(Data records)
* * * * * * *

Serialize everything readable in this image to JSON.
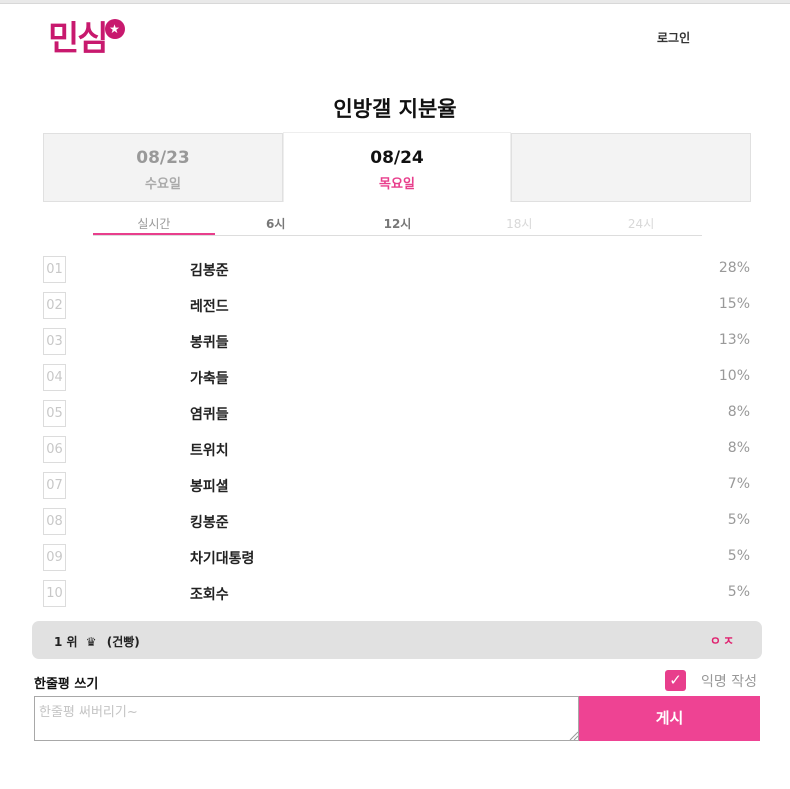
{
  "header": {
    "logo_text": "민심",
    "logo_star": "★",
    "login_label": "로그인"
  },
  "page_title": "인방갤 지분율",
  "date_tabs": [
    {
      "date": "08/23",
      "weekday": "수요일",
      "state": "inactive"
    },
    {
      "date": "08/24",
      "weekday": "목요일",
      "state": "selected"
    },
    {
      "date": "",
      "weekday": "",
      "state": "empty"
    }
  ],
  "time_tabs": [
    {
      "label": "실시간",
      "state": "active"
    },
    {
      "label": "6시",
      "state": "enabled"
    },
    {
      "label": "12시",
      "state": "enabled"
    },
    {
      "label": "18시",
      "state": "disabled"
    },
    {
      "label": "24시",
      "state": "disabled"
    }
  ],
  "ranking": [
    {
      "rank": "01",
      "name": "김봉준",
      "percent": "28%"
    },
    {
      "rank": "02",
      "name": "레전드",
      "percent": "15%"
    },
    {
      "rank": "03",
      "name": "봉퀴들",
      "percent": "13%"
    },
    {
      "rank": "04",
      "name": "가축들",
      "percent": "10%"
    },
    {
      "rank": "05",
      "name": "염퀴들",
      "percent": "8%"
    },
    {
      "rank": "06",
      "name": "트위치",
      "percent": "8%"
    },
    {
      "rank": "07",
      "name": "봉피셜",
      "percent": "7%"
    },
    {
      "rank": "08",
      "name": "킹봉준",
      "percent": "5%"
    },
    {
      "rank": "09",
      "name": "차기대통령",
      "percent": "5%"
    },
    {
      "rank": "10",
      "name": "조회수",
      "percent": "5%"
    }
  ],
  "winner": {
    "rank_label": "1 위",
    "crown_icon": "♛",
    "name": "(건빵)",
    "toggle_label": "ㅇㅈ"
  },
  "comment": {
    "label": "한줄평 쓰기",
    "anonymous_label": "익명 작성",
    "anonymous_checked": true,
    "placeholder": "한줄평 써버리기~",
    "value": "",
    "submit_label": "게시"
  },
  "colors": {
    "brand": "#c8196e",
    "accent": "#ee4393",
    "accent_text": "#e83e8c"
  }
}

* * * * * * *

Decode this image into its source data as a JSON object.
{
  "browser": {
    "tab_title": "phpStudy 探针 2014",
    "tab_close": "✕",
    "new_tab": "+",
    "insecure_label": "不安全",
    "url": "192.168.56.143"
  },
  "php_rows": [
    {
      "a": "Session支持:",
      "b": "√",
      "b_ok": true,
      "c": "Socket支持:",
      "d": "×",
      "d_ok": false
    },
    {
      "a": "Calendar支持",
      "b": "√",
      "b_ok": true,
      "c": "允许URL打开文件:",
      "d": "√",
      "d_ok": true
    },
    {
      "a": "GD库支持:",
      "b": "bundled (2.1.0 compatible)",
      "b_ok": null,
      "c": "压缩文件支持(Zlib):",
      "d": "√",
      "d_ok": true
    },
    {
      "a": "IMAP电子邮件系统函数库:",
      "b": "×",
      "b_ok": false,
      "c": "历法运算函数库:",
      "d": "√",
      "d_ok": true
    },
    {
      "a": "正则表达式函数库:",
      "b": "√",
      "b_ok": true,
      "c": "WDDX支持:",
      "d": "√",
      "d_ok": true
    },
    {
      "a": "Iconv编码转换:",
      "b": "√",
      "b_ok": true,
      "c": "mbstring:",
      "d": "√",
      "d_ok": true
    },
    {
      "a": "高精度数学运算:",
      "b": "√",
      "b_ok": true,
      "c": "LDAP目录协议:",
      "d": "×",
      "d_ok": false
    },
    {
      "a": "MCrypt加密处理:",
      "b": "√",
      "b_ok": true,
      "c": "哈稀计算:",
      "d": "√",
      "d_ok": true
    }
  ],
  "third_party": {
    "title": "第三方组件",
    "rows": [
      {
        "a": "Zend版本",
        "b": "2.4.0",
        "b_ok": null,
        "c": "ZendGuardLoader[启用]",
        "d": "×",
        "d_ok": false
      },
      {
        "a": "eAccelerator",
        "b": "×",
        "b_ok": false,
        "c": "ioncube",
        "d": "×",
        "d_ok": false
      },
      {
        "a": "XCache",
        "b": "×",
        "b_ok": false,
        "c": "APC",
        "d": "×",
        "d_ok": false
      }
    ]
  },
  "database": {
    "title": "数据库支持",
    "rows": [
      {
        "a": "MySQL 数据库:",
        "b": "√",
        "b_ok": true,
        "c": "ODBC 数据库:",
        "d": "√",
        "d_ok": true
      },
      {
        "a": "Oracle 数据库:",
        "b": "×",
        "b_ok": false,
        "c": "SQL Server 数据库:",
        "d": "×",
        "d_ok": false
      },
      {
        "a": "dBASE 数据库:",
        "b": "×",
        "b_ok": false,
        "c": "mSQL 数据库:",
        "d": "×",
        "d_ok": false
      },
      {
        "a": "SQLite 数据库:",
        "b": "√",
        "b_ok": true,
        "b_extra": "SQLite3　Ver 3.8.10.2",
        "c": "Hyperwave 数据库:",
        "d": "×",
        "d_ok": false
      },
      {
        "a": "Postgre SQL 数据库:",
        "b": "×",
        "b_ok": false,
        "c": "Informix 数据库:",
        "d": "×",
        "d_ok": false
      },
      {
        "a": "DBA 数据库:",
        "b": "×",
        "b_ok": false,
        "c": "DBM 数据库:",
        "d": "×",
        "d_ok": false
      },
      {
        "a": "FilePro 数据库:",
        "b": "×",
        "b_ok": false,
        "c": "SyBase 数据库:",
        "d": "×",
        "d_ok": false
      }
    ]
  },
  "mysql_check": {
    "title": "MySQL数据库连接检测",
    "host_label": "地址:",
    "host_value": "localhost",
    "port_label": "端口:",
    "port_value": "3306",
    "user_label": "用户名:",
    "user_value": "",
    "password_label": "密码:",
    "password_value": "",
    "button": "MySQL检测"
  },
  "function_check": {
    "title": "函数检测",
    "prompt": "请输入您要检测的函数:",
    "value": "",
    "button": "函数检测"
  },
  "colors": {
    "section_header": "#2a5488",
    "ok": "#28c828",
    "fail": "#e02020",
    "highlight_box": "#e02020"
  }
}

* * * * * * *

Task requirements:
Go through the entries above and pull out each line with "JSON" in it.

Output:
Serialize everything readable in this image to JSON.
Decode this image into its source data as a JSON object.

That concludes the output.